> Given exercise: Quote every entry word for word.

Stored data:
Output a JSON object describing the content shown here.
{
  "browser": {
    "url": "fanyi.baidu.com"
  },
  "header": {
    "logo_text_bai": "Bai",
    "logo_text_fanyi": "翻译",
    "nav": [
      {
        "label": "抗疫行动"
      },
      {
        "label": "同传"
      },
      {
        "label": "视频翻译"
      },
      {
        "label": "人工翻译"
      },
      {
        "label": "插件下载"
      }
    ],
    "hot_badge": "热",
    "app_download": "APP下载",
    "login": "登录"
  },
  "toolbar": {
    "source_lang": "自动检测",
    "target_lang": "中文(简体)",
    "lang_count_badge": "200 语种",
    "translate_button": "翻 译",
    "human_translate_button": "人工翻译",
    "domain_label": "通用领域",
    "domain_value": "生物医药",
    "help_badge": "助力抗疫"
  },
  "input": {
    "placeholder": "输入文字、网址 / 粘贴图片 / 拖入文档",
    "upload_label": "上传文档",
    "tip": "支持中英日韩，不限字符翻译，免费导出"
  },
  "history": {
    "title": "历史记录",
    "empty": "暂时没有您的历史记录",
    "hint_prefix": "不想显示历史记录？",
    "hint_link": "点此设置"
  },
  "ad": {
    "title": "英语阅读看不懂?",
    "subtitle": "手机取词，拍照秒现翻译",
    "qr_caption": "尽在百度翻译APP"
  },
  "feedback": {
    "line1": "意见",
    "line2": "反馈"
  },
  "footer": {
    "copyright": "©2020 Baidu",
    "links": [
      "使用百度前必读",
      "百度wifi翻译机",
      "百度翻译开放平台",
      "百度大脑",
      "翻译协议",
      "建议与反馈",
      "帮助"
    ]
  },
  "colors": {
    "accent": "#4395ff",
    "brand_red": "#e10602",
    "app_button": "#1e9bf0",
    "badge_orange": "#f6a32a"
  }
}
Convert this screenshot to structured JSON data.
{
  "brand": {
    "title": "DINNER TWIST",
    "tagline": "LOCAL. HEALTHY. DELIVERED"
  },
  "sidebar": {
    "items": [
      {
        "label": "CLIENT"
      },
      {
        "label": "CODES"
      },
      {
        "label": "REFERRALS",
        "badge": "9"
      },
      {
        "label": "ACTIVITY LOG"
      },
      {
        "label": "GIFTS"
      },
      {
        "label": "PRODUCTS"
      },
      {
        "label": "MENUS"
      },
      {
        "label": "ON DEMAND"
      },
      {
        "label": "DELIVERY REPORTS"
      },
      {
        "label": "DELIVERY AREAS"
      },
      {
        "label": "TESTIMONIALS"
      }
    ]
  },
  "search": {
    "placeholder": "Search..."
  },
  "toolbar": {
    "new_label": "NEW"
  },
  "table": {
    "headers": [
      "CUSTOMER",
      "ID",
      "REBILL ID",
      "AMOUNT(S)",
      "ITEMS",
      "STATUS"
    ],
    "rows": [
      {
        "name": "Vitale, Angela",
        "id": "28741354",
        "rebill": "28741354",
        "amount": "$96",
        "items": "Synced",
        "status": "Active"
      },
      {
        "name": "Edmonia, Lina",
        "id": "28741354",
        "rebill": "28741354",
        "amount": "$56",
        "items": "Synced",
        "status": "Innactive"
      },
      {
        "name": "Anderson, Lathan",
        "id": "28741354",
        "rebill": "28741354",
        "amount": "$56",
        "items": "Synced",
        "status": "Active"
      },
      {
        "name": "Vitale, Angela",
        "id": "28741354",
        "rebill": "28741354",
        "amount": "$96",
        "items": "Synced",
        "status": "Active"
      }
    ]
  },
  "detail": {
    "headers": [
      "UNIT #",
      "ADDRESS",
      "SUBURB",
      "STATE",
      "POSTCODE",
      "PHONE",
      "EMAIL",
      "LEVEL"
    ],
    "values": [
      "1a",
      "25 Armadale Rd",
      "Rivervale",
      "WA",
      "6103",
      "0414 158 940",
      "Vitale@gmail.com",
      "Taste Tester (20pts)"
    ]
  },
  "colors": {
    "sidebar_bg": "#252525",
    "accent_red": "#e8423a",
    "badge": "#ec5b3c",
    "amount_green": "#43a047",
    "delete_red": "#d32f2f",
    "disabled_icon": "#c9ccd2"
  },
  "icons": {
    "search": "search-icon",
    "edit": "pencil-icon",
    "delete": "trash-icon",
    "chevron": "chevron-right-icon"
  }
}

> The solution:
Output a JSON object describing the content shown here.
{
  "browser": {
    "url": "fanyi.baidu.com"
  },
  "header": {
    "logo_text_bai": "Bai",
    "logo_text_fanyi": "翻译",
    "nav": [
      {
        "label": "抗疫行动"
      },
      {
        "label": "同传"
      },
      {
        "label": "视频翻译"
      },
      {
        "label": "人工翻译"
      },
      {
        "label": "插件下载"
      }
    ],
    "hot_badge": "热",
    "app_download": "APP下载",
    "login": "登录"
  },
  "toolbar": {
    "source_lang": "自动检测",
    "target_lang": "中文(简体)",
    "lang_count_badge": "200 语种",
    "translate_button": "翻 译",
    "human_translate_button": "人工翻译",
    "domain_label": "通用领域",
    "domain_value": "生物医药",
    "help_badge": "助力抗疫"
  },
  "input": {
    "placeholder": "输入文字、网址 / 粘贴图片 / 拖入文档",
    "upload_label": "上传文档",
    "tip": "支持中英日韩，不限字符翻译，免费导出"
  },
  "history": {
    "title": "历史记录",
    "empty": "暂时没有您的历史记录",
    "hint_prefix": "不想显示历史记录？",
    "hint_link": "点此设置"
  },
  "ad": {
    "title": "英语阅读看不懂?",
    "subtitle": "手机取词，拍照秒现翻译",
    "qr_caption": "尽在百度翻译APP"
  },
  "feedback": {
    "line1": "意见",
    "line2": "反馈"
  },
  "footer": {
    "copyright": "©2020 Baidu",
    "links": [
      "使用百度前必读",
      "百度wifi翻译机",
      "百度翻译开放平台",
      "百度大脑",
      "翻译协议",
      "建议与反馈",
      "帮助"
    ]
  },
  "colors": {
    "accent": "#4395ff",
    "brand_red": "#e10602",
    "app_button": "#1e9bf0",
    "badge_orange": "#f6a32a"
  }
}
Convert this screenshot to structured JSON data.
{
  "brand": {
    "title": "DINNER TWIST",
    "tagline": "LOCAL. HEALTHY. DELIVERED"
  },
  "sidebar": {
    "items": [
      {
        "label": "CLIENT"
      },
      {
        "label": "CODES"
      },
      {
        "label": "REFERRALS",
        "badge": "9"
      },
      {
        "label": "ACTIVITY LOG"
      },
      {
        "label": "GIFTS"
      },
      {
        "label": "PRODUCTS"
      },
      {
        "label": "MENUS"
      },
      {
        "label": "ON DEMAND"
      },
      {
        "label": "DELIVERY REPORTS"
      },
      {
        "label": "DELIVERY AREAS"
      },
      {
        "label": "TESTIMONIALS"
      }
    ]
  },
  "search": {
    "placeholder": "Search..."
  },
  "toolbar": {
    "new_label": "NEW"
  },
  "table": {
    "headers": [
      "CUSTOMER",
      "ID",
      "REBILL ID",
      "AMOUNT(S)",
      "ITEMS",
      "STATUS"
    ],
    "rows": [
      {
        "name": "Vitale, Angela",
        "id": "28741354",
        "rebill": "28741354",
        "amount": "$96",
        "items": "Synced",
        "status": "Active"
      },
      {
        "name": "Edmonia, Lina",
        "id": "28741354",
        "rebill": "28741354",
        "amount": "$56",
        "items": "Synced",
        "status": "Innactive"
      },
      {
        "name": "Anderson, Lathan",
        "id": "28741354",
        "rebill": "28741354",
        "amount": "$56",
        "items": "Synced",
        "status": "Active"
      },
      {
        "name": "Vitale, Angela",
        "id": "28741354",
        "rebill": "28741354",
        "amount": "$96",
        "items": "Synced",
        "status": "Active"
      }
    ]
  },
  "detail": {
    "headers": [
      "UNIT #",
      "ADDRESS",
      "SUBURB",
      "STATE",
      "POSTCODE",
      "PHONE",
      "EMAIL",
      "LEVEL"
    ],
    "values": [
      "1a",
      "25 Armadale Rd",
      "Rivervale",
      "WA",
      "6103",
      "0414 158 940",
      "Vitale@gmail.com",
      "Taste Tester (20pts)"
    ]
  },
  "colors": {
    "sidebar_bg": "#252525",
    "accent_red": "#e8423a",
    "badge": "#ec5b3c",
    "amount_green": "#43a047",
    "delete_red": "#d32f2f",
    "disabled_icon": "#c9ccd2"
  },
  "icons": {
    "search": "search-icon",
    "edit": "pencil-icon",
    "delete": "trash-icon",
    "chevron": "chevron-right-icon"
  }
}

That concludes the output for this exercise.